AIM OF THE TASK:
Copy the listing verbatim, excluding any images found in it.

Data listing
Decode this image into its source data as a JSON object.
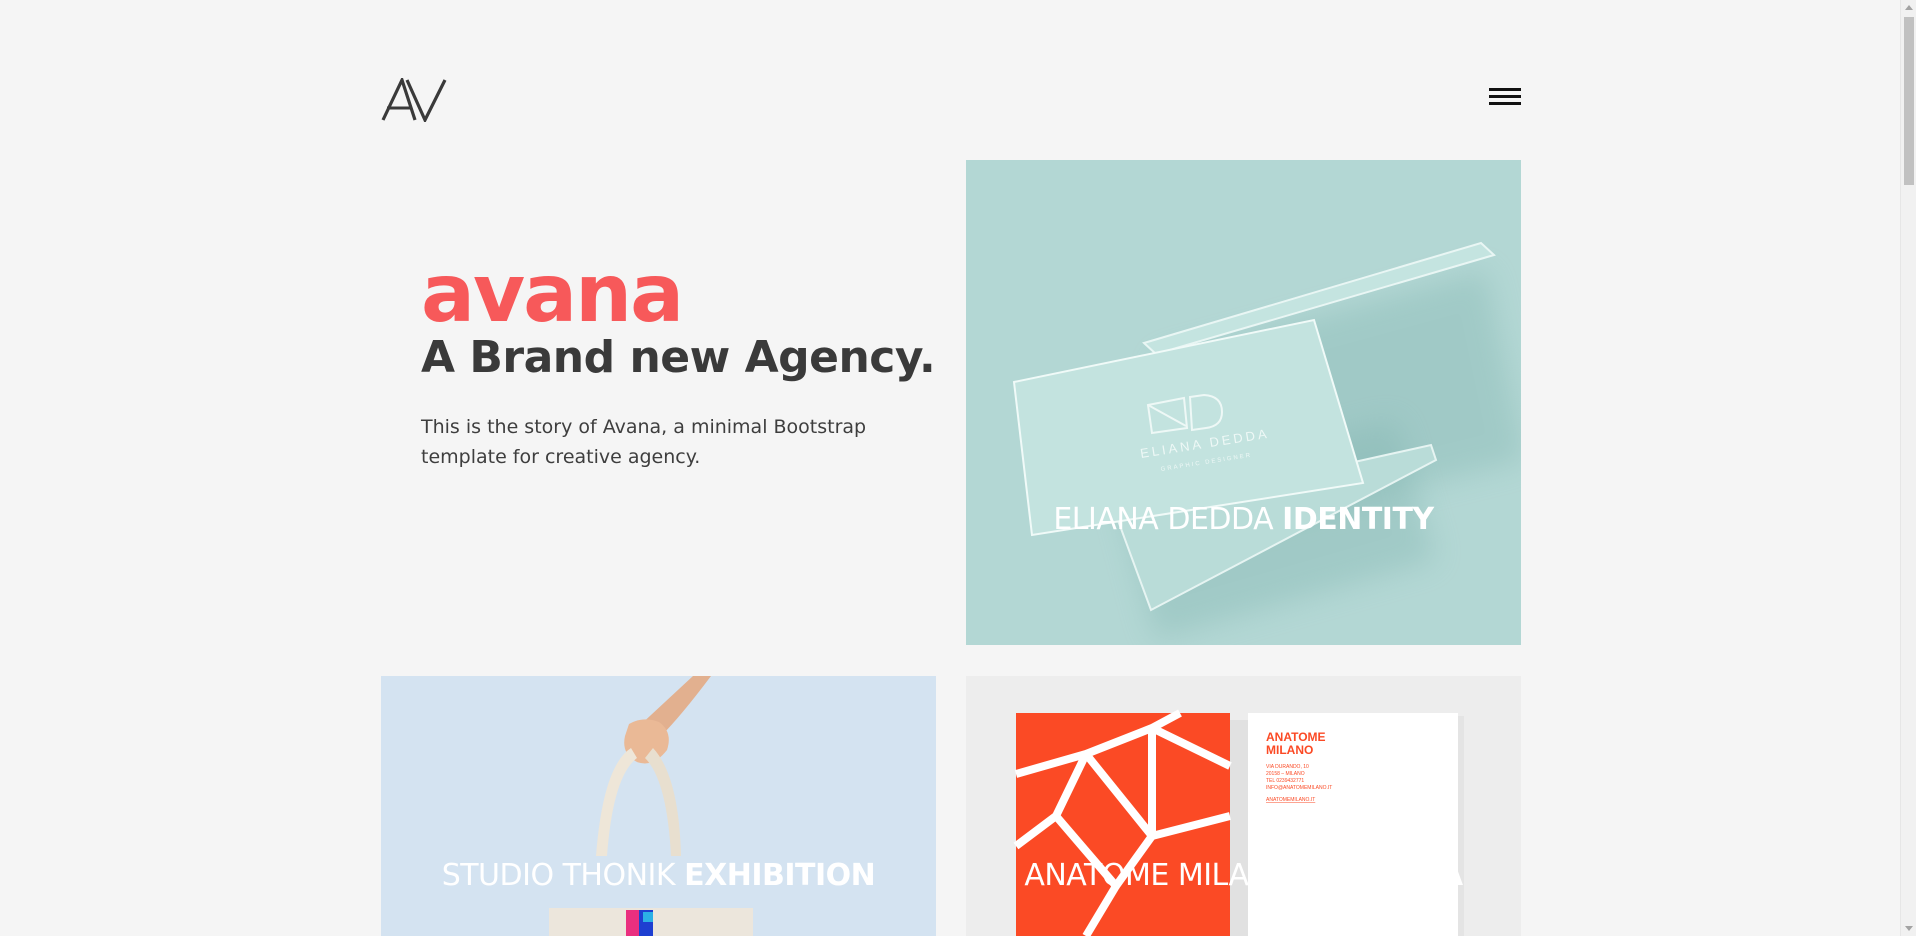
{
  "header": {
    "logo_text": "AV",
    "menu_icon": "hamburger-menu-icon"
  },
  "intro": {
    "brand_name": "avana",
    "tagline": "A Brand new Agency.",
    "description": "This is the story of Avana, a minimal Bootstrap template for creative agency."
  },
  "projects": [
    {
      "client": "ELIANA DEDDA",
      "type": "IDENTITY"
    },
    {
      "client": "STUDIO THONIK",
      "type": "EXHIBITION"
    },
    {
      "client": "ANATOME MILANO",
      "type": "GALLERIA"
    }
  ],
  "artwork": {
    "eliana_card_text": "ELIANA DEDDA",
    "eliana_card_sub": "GRAPHIC DESIGNER",
    "anatome_card_title_line1": "ANATOME",
    "anatome_card_title_line2": "MILANO",
    "anatome_card_address": [
      "VIA DURANDO, 10",
      "20158 – MILANO",
      "TEL 0239432771",
      "INFO@ANATOMEMILANO.IT"
    ],
    "anatome_card_web": "ANATOMEMILANO.IT"
  },
  "colors": {
    "accent": "#f7595a",
    "text_dark": "#3a3a3a",
    "background": "#f5f5f5",
    "tile_mint": "#b3d7d4",
    "tile_blue": "#d4e3f1",
    "tile_grey": "#ededed"
  }
}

COMPLETE OUTPUT:
Decode this image into its source data as a JSON object.
{
  "header": {
    "logo_text": "AV",
    "menu_icon": "hamburger-menu-icon"
  },
  "intro": {
    "brand_name": "avana",
    "tagline": "A Brand new Agency.",
    "description": "This is the story of Avana, a minimal Bootstrap template for creative agency."
  },
  "projects": [
    {
      "client": "ELIANA DEDDA",
      "type": "IDENTITY"
    },
    {
      "client": "STUDIO THONIK",
      "type": "EXHIBITION"
    },
    {
      "client": "ANATOME MILANO",
      "type": "GALLERIA"
    }
  ],
  "artwork": {
    "eliana_card_text": "ELIANA DEDDA",
    "eliana_card_sub": "GRAPHIC DESIGNER",
    "anatome_card_title_line1": "ANATOME",
    "anatome_card_title_line2": "MILANO",
    "anatome_card_address": [
      "VIA DURANDO, 10",
      "20158 – MILANO",
      "TEL 0239432771",
      "INFO@ANATOMEMILANO.IT"
    ],
    "anatome_card_web": "ANATOMEMILANO.IT"
  },
  "colors": {
    "accent": "#f7595a",
    "text_dark": "#3a3a3a",
    "background": "#f5f5f5",
    "tile_mint": "#b3d7d4",
    "tile_blue": "#d4e3f1",
    "tile_grey": "#ededed"
  }
}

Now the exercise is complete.